━━━ SOURCE RECORDS ━━━

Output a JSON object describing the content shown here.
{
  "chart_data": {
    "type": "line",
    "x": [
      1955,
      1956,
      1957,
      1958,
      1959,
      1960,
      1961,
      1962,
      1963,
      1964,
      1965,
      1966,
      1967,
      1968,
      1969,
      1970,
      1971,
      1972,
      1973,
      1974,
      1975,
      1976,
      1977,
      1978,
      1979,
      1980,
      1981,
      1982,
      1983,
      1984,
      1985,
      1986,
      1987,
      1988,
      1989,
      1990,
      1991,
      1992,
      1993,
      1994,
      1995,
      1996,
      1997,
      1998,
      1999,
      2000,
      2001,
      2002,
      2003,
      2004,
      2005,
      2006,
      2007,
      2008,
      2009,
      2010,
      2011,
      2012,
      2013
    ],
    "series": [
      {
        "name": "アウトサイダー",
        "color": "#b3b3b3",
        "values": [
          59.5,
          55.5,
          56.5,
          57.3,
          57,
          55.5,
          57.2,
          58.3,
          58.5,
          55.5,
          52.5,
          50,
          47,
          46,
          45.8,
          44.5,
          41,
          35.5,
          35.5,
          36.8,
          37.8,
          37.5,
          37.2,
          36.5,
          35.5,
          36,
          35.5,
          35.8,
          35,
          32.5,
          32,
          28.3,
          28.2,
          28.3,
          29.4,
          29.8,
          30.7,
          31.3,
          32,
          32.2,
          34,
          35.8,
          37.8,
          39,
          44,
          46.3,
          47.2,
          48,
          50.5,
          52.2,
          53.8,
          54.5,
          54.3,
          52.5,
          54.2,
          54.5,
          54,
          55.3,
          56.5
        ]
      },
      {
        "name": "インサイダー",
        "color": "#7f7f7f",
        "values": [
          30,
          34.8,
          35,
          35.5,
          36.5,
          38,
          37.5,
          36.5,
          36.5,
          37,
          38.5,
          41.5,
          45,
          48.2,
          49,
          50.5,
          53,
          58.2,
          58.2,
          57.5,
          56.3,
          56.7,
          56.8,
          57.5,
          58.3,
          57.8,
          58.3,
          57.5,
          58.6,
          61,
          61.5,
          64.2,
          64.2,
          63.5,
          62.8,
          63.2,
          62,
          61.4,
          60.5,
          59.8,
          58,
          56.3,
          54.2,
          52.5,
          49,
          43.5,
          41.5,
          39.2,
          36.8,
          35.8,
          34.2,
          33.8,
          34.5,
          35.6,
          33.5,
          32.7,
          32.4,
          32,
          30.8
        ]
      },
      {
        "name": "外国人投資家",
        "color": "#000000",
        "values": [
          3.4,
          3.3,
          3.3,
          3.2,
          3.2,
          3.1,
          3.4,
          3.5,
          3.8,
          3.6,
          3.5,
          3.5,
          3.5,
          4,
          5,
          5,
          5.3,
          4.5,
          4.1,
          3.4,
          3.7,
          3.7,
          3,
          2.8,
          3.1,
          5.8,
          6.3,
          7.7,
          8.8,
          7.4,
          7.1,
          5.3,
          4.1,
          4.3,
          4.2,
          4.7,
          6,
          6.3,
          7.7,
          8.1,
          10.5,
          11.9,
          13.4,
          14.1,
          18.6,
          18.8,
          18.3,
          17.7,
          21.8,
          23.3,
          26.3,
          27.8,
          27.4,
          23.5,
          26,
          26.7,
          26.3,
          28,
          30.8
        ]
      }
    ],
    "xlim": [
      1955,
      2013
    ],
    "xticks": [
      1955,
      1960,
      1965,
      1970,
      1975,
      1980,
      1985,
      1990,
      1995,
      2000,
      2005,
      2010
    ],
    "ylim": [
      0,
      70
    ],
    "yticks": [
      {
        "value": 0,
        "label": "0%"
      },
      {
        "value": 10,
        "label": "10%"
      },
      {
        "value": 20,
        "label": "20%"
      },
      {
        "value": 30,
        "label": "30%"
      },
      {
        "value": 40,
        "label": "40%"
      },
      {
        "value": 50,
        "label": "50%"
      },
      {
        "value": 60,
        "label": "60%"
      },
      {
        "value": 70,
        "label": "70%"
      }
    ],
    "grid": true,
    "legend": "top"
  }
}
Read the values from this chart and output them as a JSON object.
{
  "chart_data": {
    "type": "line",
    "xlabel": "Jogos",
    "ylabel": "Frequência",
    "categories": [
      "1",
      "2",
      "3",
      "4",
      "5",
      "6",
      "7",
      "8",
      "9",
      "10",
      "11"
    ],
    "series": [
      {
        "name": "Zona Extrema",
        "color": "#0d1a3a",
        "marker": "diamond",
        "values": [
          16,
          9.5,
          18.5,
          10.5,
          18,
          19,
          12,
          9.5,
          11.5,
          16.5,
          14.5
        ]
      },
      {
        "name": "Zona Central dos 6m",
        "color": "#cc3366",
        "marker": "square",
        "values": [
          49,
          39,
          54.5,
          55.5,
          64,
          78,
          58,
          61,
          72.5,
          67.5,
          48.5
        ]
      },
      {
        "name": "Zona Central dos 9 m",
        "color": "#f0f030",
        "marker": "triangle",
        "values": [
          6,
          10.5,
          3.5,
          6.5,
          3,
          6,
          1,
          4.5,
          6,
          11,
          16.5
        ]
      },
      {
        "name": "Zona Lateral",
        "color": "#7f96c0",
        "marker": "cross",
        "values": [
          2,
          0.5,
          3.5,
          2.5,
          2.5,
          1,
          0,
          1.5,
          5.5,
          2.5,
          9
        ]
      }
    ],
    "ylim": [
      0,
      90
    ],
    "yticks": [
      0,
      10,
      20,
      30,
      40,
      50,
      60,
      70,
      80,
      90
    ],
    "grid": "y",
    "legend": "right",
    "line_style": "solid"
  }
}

━━━
━━━ SOURCE RECORDS ━━━

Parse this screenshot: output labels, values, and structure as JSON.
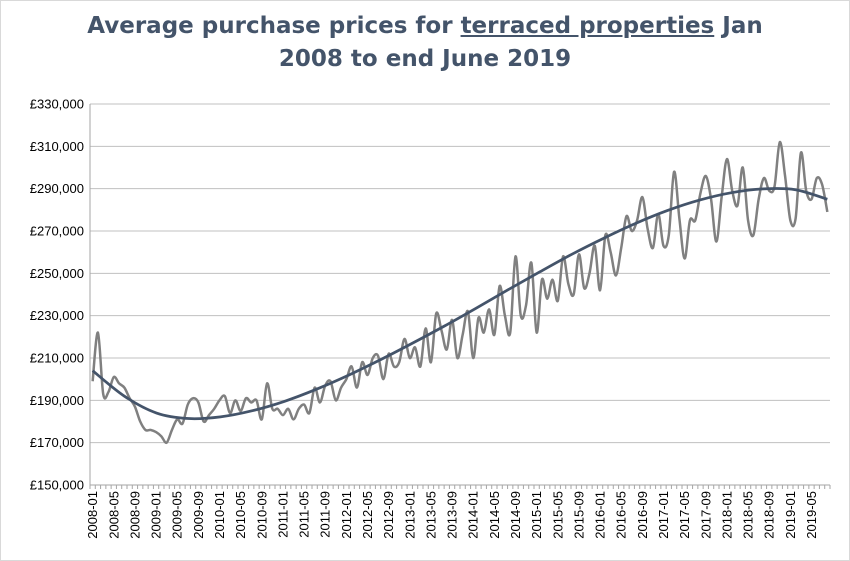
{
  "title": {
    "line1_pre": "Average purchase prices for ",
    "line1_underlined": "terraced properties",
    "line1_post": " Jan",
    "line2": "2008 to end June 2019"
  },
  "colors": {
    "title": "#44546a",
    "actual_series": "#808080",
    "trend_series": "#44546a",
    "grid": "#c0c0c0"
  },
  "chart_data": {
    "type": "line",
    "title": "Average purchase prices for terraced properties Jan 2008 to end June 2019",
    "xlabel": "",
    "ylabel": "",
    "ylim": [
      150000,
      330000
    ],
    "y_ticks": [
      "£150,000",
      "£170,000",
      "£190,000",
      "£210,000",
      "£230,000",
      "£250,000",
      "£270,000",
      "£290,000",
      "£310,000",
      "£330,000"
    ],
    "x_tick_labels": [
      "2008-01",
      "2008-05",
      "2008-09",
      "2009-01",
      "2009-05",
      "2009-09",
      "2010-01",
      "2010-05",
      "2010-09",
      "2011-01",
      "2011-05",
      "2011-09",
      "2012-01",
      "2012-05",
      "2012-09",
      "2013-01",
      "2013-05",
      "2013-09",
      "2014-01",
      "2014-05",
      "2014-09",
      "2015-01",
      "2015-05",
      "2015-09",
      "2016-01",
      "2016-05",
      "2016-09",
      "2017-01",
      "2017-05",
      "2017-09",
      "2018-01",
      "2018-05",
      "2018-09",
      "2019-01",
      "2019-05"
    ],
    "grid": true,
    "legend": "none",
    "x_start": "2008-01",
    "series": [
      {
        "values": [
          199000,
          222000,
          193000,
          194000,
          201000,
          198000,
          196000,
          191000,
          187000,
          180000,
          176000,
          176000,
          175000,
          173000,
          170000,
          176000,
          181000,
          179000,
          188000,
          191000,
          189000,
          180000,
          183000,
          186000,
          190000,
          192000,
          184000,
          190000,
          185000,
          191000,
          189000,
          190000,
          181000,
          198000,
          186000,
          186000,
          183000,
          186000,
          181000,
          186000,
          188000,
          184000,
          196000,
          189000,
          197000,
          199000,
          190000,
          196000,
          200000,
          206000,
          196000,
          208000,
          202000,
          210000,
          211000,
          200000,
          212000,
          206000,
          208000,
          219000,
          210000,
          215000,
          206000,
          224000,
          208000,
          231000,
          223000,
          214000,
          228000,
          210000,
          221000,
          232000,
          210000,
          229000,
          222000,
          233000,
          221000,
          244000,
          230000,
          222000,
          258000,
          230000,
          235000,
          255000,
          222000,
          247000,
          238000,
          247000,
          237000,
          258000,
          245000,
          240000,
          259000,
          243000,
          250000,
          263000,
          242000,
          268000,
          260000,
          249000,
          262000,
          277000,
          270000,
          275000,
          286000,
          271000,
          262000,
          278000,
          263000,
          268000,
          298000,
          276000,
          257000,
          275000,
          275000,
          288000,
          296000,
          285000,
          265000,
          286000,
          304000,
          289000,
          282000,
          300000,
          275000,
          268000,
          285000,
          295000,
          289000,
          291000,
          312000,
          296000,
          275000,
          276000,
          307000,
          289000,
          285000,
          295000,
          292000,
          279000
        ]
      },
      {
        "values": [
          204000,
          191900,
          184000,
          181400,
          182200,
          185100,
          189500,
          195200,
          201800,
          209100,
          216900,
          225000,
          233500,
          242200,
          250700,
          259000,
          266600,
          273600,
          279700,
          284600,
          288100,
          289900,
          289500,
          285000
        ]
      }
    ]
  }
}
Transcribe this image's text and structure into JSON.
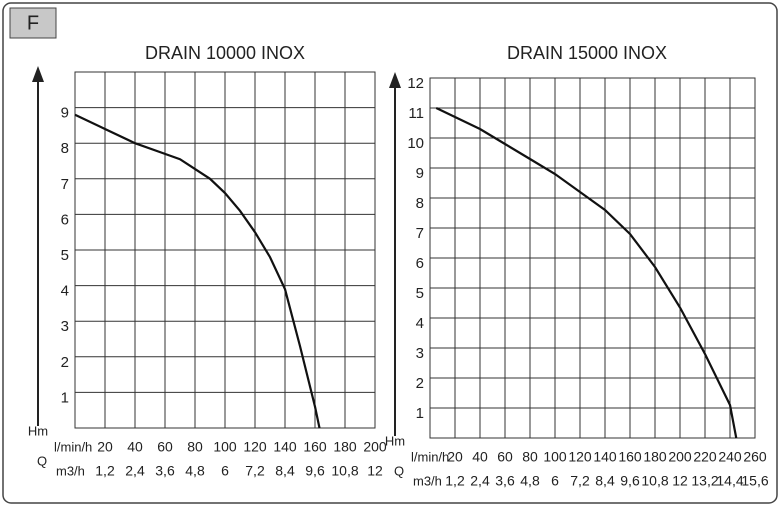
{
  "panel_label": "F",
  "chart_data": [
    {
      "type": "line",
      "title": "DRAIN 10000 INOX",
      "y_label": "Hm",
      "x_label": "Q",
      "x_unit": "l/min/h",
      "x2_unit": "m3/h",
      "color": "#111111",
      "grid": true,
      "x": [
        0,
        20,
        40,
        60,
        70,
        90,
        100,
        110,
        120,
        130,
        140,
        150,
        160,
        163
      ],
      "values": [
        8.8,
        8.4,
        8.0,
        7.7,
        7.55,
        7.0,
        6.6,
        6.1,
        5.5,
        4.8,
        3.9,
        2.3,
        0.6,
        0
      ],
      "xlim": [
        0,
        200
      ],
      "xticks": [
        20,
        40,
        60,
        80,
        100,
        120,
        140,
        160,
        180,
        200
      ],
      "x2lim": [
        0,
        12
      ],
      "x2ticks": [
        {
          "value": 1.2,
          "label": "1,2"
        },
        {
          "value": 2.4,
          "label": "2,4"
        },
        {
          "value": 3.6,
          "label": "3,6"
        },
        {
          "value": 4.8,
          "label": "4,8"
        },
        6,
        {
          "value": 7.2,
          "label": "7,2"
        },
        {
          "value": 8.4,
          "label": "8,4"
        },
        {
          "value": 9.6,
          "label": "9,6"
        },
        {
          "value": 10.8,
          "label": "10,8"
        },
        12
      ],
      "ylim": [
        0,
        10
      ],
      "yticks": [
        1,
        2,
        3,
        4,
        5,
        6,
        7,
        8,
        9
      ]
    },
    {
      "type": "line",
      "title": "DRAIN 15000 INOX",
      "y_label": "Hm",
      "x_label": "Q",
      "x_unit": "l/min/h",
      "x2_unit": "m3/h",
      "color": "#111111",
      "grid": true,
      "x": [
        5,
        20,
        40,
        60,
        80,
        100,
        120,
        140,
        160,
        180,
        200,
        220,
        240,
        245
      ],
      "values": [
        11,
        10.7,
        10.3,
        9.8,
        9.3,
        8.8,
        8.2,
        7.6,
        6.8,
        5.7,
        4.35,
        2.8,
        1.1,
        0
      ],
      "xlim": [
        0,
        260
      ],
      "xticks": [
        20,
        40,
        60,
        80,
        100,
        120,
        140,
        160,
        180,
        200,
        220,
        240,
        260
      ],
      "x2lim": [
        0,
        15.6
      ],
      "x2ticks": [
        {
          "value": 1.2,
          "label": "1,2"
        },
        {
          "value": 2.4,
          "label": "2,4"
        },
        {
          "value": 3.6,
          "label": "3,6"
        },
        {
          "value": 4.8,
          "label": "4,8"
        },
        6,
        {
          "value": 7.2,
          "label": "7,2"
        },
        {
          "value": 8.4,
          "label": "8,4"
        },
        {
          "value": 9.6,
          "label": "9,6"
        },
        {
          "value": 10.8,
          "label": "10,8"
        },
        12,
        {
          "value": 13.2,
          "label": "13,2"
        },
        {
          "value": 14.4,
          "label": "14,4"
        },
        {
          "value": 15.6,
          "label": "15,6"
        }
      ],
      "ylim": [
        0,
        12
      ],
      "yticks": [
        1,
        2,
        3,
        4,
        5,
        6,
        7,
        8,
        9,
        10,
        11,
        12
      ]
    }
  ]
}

━━━
━━━ SOURCE RECORDS ━━━

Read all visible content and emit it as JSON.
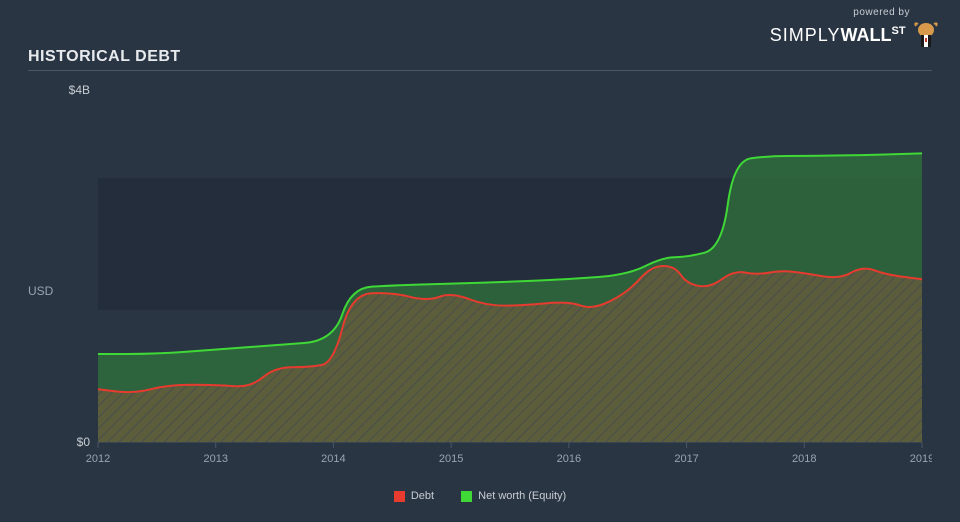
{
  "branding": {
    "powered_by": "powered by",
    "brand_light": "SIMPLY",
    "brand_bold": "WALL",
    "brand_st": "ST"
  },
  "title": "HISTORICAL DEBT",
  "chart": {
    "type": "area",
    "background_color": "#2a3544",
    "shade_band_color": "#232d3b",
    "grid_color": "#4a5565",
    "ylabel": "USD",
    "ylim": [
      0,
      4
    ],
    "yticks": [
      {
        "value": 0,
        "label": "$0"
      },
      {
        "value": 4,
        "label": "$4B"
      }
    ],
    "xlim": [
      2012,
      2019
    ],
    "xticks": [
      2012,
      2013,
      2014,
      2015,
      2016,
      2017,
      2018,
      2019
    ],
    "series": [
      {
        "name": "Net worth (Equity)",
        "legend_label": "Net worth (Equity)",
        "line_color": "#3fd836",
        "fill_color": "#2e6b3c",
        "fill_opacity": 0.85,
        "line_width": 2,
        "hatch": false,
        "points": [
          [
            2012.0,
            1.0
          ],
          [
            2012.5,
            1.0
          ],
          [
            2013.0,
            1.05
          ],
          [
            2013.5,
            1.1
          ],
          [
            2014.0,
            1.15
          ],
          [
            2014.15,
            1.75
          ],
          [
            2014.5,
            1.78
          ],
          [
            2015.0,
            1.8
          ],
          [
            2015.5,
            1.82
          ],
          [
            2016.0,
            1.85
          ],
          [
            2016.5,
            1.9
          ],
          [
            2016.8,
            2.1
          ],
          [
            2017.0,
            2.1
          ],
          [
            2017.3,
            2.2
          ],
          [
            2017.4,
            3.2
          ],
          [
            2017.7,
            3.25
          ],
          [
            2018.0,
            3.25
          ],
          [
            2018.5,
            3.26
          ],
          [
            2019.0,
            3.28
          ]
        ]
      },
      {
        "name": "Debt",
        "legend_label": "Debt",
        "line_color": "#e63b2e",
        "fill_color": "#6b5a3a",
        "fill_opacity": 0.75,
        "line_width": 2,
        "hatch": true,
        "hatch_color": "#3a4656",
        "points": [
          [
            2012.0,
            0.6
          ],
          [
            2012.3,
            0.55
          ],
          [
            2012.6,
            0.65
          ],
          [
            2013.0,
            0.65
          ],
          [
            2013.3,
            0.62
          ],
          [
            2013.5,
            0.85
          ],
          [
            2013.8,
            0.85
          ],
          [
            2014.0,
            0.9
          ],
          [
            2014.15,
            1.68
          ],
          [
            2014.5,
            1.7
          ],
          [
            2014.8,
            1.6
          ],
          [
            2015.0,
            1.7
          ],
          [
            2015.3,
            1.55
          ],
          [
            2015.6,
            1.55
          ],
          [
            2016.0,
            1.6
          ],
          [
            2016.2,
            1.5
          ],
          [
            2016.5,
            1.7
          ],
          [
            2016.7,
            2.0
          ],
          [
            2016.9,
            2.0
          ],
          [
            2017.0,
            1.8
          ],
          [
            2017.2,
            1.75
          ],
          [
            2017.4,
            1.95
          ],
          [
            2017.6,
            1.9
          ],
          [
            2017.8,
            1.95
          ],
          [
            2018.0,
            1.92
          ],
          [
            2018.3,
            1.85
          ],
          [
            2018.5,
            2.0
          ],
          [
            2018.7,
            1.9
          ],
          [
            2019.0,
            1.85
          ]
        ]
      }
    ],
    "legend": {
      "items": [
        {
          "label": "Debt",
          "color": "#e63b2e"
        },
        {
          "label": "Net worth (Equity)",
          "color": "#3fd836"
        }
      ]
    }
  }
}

━━━

**TASK OBJECTIVE**
Only a number is wanted: how many lines contain "ylabel"?

**WRITTEN ANSWER**
3